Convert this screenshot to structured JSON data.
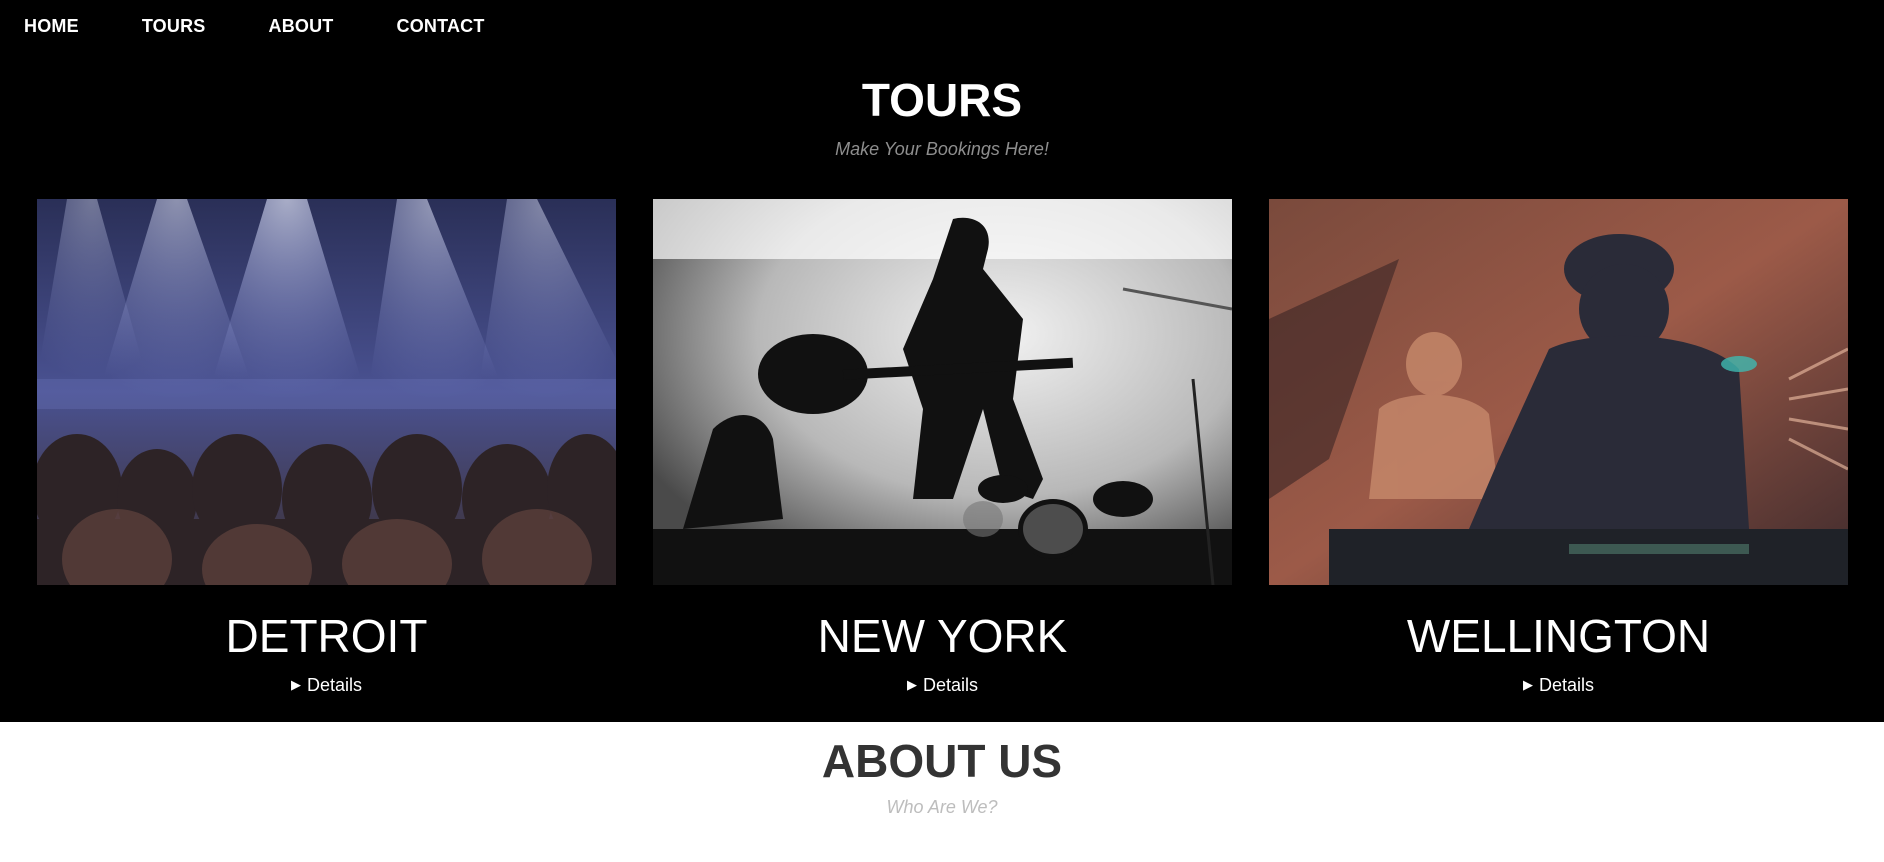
{
  "nav": {
    "items": [
      "HOME",
      "TOURS",
      "ABOUT",
      "CONTACT"
    ]
  },
  "tours": {
    "title": "TOURS",
    "subtitle": "Make Your Bookings Here!",
    "cards": [
      {
        "city": "DETROIT",
        "details_label": "Details",
        "image_desc": "concert-crowd-photo"
      },
      {
        "city": "NEW YORK",
        "details_label": "Details",
        "image_desc": "guitarist-on-stage-photo"
      },
      {
        "city": "WELLINGTON",
        "details_label": "Details",
        "image_desc": "dj-performing-photo"
      }
    ]
  },
  "about": {
    "title": "ABOUT US",
    "subtitle": "Who Are We?"
  },
  "colors": {
    "nav_bg": "#000000",
    "section_dark": "#000000",
    "subtitle_gray": "#8e8e8e",
    "about_title": "#333333",
    "about_sub": "#bdbdbd"
  }
}
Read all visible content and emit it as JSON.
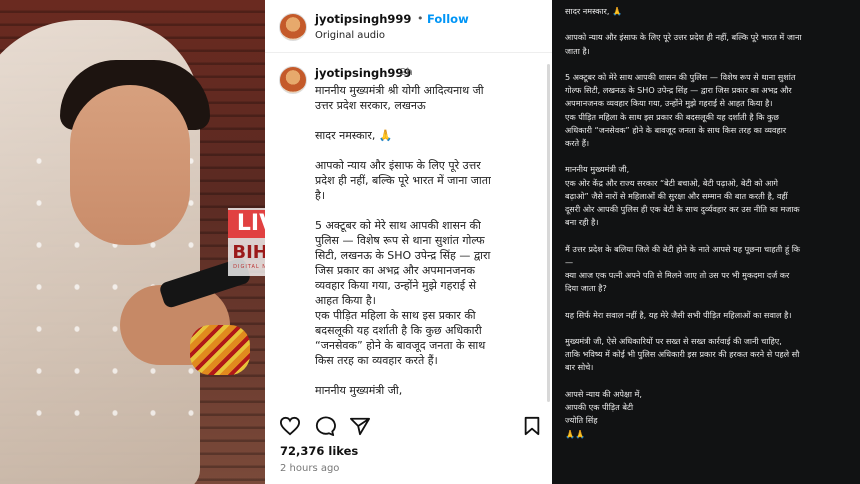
{
  "post": {
    "username": "jyotipsingh999",
    "separator": "•",
    "follow_label": "Follow",
    "audio": "Original audio",
    "time": "2h",
    "caption": "माननीय मुख्यमंत्री श्री योगी आदित्यनाथ जी\nउत्तर प्रदेश सरकार, लखनऊ\n\nसादर नमस्कार, 🙏\n\nआपको न्याय और इंसाफ के लिए पूरे उत्तर\nप्रदेश ही नहीं, बल्कि पूरे भारत में जाना जाता\nहै।\n\n5 अक्टूबर को मेरे साथ आपकी शासन की\nपुलिस — विशेष रूप से थाना सुशांत गोल्फ\nसिटी, लखनऊ के SHO उपेन्द्र सिंह — द्वारा\nजिस प्रकार का अभद्र और अपमानजनक\nव्यवहार किया गया, उन्होंने मुझे गहराई से\nआहत किया है।\nएक पीड़ित महिला के साथ इस प्रकार की\nबदसलूकी यह दर्शाती है कि कुछ अधिकारी\n“जनसेवक” होने के बावजूद जनता के साथ\nकिस तरह का व्यवहार करते हैं।\n\nमाननीय मुख्यमंत्री जी,",
    "likes": "72,376 likes",
    "posted_ago": "2 hours ago",
    "icons": [
      "heart-icon",
      "comment-icon",
      "share-icon",
      "bookmark-icon"
    ]
  },
  "watermark": {
    "line1": "LIVE",
    "line2": "BIHAR",
    "line3": "DIGITAL NETWORK"
  },
  "letter": {
    "text": "सादर नमस्कार, 🙏\n\nआपको न्याय और इंसाफ के लिए पूरे उत्तर प्रदेश ही नहीं, बल्कि पूरे भारत में जाना\nजाता है।\n\n5 अक्टूबर को मेरे साथ आपकी शासन की पुलिस — विशेष रूप से थाना सुशांत\nगोल्फ सिटी, लखनऊ के SHO उपेन्द्र सिंह — द्वारा जिस प्रकार का अभद्र और\nअपमानजनक व्यवहार किया गया, उन्होंने मुझे गहराई से आहत किया है।\nएक पीड़ित महिला के साथ इस प्रकार की बदसलूकी यह दर्शाती है कि कुछ\nअधिकारी “जनसेवक” होने के बावजूद जनता के साथ किस तरह का व्यवहार\nकरते हैं।\n\nमाननीय मुख्यमंत्री जी,\nएक ओर केंद्र और राज्य सरकार “बेटी बचाओ, बेटी पढ़ाओ, बेटी को आगे\nबढ़ाओ” जैसे नारों से महिलाओं की सुरक्षा और सम्मान की बात करती है, वहीं\nदूसरी ओर आपकी पुलिस ही एक बेटी के साथ दुर्व्यवहार कर उस नीति का मजाक\nबना रही है।\n\nमैं उत्तर प्रदेश के बलिया जिले की बेटी होने के नाते आपसे यह पूछना चाहती हूं कि\n—\nक्या आज एक पत्नी अपने पति से मिलने जाए तो उस पर भी मुकदमा दर्ज कर\nदिया जाता है?\n\nयह सिर्फ मेरा सवाल नहीं है, यह मेरे जैसी सभी पीड़ित महिलाओं का सवाल है।\n\nमुख्यमंत्री जी, ऐसे अधिकारियों पर सख्त से सख्त कार्रवाई की जानी चाहिए,\nताकि भविष्य में कोई भी पुलिस अधिकारी इस प्रकार की हरकत करने से पहले सौ\nबार सोचे।\n\nआपसे न्याय की अपेक्षा में,\nआपकी एक पीड़ित बेटी\nज्योति सिंह\n🙏🙏"
  },
  "colors": {
    "follow": "#0095f6",
    "dark_bg": "#111213",
    "watermark_red": "#e22828"
  }
}
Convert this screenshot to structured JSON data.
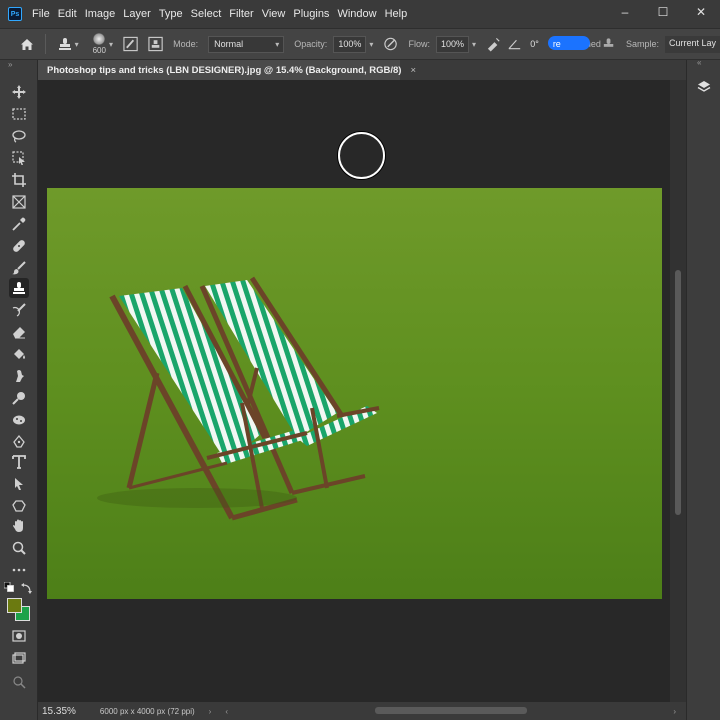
{
  "app": {
    "logo": "Ps"
  },
  "menu": [
    "File",
    "Edit",
    "Image",
    "Layer",
    "Type",
    "Select",
    "Filter",
    "View",
    "Plugins",
    "Window",
    "Help"
  ],
  "window_controls": {
    "minimize": "–",
    "maximize": "☐",
    "close": "✕"
  },
  "options": {
    "brush_size": "600",
    "mode_label": "Mode:",
    "mode_value": "Normal",
    "opacity_label": "Opacity:",
    "opacity_value": "100%",
    "flow_label": "Flow:",
    "flow_value": "100%",
    "angle_value": "0°",
    "angle_suffix": "re",
    "aligned_label": "Aligned",
    "sample_label": "Sample:",
    "sample_value": "Current Lay"
  },
  "document": {
    "tab_title": "Photoshop tips and tricks (LBN DESIGNER).jpg @ 15.4% (Background, RGB/8)",
    "tab_close": "×"
  },
  "status": {
    "zoom": "15.35%",
    "doc_info": "6000 px x 4000 px (72 ppi)"
  },
  "colors": {
    "foreground": "#6b7a10",
    "background": "#1ca24a",
    "accent": "#1b73ff"
  }
}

++++++++++++++++++++

■ What you have to do
Reproduce all of the material exactly, apart from the pictures.

■ Solution for this task
Convert this screenshot to structured JSON data.
{
  "nav": {
    "items": [
      "HOME",
      "TOURS",
      "ABOUT",
      "CONTACT"
    ]
  },
  "tours": {
    "title": "TOURS",
    "subtitle": "Make Your Bookings Here!",
    "cards": [
      {
        "city": "DETROIT",
        "details_label": "Details",
        "image_desc": "concert-crowd-photo"
      },
      {
        "city": "NEW YORK",
        "details_label": "Details",
        "image_desc": "guitarist-on-stage-photo"
      },
      {
        "city": "WELLINGTON",
        "details_label": "Details",
        "image_desc": "dj-performing-photo"
      }
    ]
  },
  "about": {
    "title": "ABOUT US",
    "subtitle": "Who Are We?"
  },
  "colors": {
    "nav_bg": "#000000",
    "section_dark": "#000000",
    "subtitle_gray": "#8e8e8e",
    "about_title": "#333333",
    "about_sub": "#bdbdbd"
  }
}
Read all visible content and emit it as JSON.
{
  "post": {
    "username": "jyotipsingh999",
    "separator": "•",
    "follow_label": "Follow",
    "audio": "Original audio",
    "time": "2h",
    "caption": "माननीय मुख्यमंत्री श्री योगी आदित्यनाथ जी\nउत्तर प्रदेश सरकार, लखनऊ\n\nसादर नमस्कार, 🙏\n\nआपको न्याय और इंसाफ के लिए पूरे उत्तर\nप्रदेश ही नहीं, बल्कि पूरे भारत में जाना जाता\nहै।\n\n5 अक्टूबर को मेरे साथ आपकी शासन की\nपुलिस — विशेष रूप से थाना सुशांत गोल्फ\nसिटी, लखनऊ के SHO उपेन्द्र सिंह — द्वारा\nजिस प्रकार का अभद्र और अपमानजनक\nव्यवहार किया गया, उन्होंने मुझे गहराई से\nआहत किया है।\nएक पीड़ित महिला के साथ इस प्रकार की\nबदसलूकी यह दर्शाती है कि कुछ अधिकारी\n“जनसेवक” होने के बावजूद जनता के साथ\nकिस तरह का व्यवहार करते हैं।\n\nमाननीय मुख्यमंत्री जी,",
    "likes": "72,376 likes",
    "posted_ago": "2 hours ago",
    "icons": [
      "heart-icon",
      "comment-icon",
      "share-icon",
      "bookmark-icon"
    ]
  },
  "watermark": {
    "line1": "LIVE",
    "line2": "BIHAR",
    "line3": "DIGITAL NETWORK"
  },
  "letter": {
    "text": "सादर नमस्कार, 🙏\n\nआपको न्याय और इंसाफ के लिए पूरे उत्तर प्रदेश ही नहीं, बल्कि पूरे भारत में जाना\nजाता है।\n\n5 अक्टूबर को मेरे साथ आपकी शासन की पुलिस — विशेष रूप से थाना सुशांत\nगोल्फ सिटी, लखनऊ के SHO उपेन्द्र सिंह — द्वारा जिस प्रकार का अभद्र और\nअपमानजनक व्यवहार किया गया, उन्होंने मुझे गहराई से आहत किया है।\nएक पीड़ित महिला के साथ इस प्रकार की बदसलूकी यह दर्शाती है कि कुछ\nअधिकारी “जनसेवक” होने के बावजूद जनता के साथ किस तरह का व्यवहार\nकरते हैं।\n\nमाननीय मुख्यमंत्री जी,\nएक ओर केंद्र और राज्य सरकार “बेटी बचाओ, बेटी पढ़ाओ, बेटी को आगे\nबढ़ाओ” जैसे नारों से महिलाओं की सुरक्षा और सम्मान की बात करती है, वहीं\nदूसरी ओर आपकी पुलिस ही एक बेटी के साथ दुर्व्यवहार कर उस नीति का मजाक\nबना रही है।\n\nमैं उत्तर प्रदेश के बलिया जिले की बेटी होने के नाते आपसे यह पूछना चाहती हूं कि\n—\nक्या आज एक पत्नी अपने पति से मिलने जाए तो उस पर भी मुकदमा दर्ज कर\nदिया जाता है?\n\nयह सिर्फ मेरा सवाल नहीं है, यह मेरे जैसी सभी पीड़ित महिलाओं का सवाल है।\n\nमुख्यमंत्री जी, ऐसे अधिकारियों पर सख्त से सख्त कार्रवाई की जानी चाहिए,\nताकि भविष्य में कोई भी पुलिस अधिकारी इस प्रकार की हरकत करने से पहले सौ\nबार सोचे।\n\nआपसे न्याय की अपेक्षा में,\nआपकी एक पीड़ित बेटी\nज्योति सिंह\n🙏🙏"
  },
  "colors": {
    "follow": "#0095f6",
    "dark_bg": "#111213",
    "watermark_red": "#e22828"
  }
}
Convert this screenshot to structured JSON data.
{
  "app": {
    "logo": "Ps"
  },
  "menu": [
    "File",
    "Edit",
    "Image",
    "Layer",
    "Type",
    "Select",
    "Filter",
    "View",
    "Plugins",
    "Window",
    "Help"
  ],
  "window_controls": {
    "minimize": "–",
    "maximize": "☐",
    "close": "✕"
  },
  "options": {
    "brush_size": "600",
    "mode_label": "Mode:",
    "mode_value": "Normal",
    "opacity_label": "Opacity:",
    "opacity_value": "100%",
    "flow_label": "Flow:",
    "flow_value": "100%",
    "angle_value": "0°",
    "angle_suffix": "re",
    "aligned_label": "Aligned",
    "sample_label": "Sample:",
    "sample_value": "Current Lay"
  },
  "document": {
    "tab_title": "Photoshop tips and tricks (LBN DESIGNER).jpg @ 15.4% (Background, RGB/8)",
    "tab_close": "×"
  },
  "status": {
    "zoom": "15.35%",
    "doc_info": "6000 px x 4000 px (72 ppi)"
  },
  "colors": {
    "foreground": "#6b7a10",
    "background": "#1ca24a",
    "accent": "#1b73ff"
  }
}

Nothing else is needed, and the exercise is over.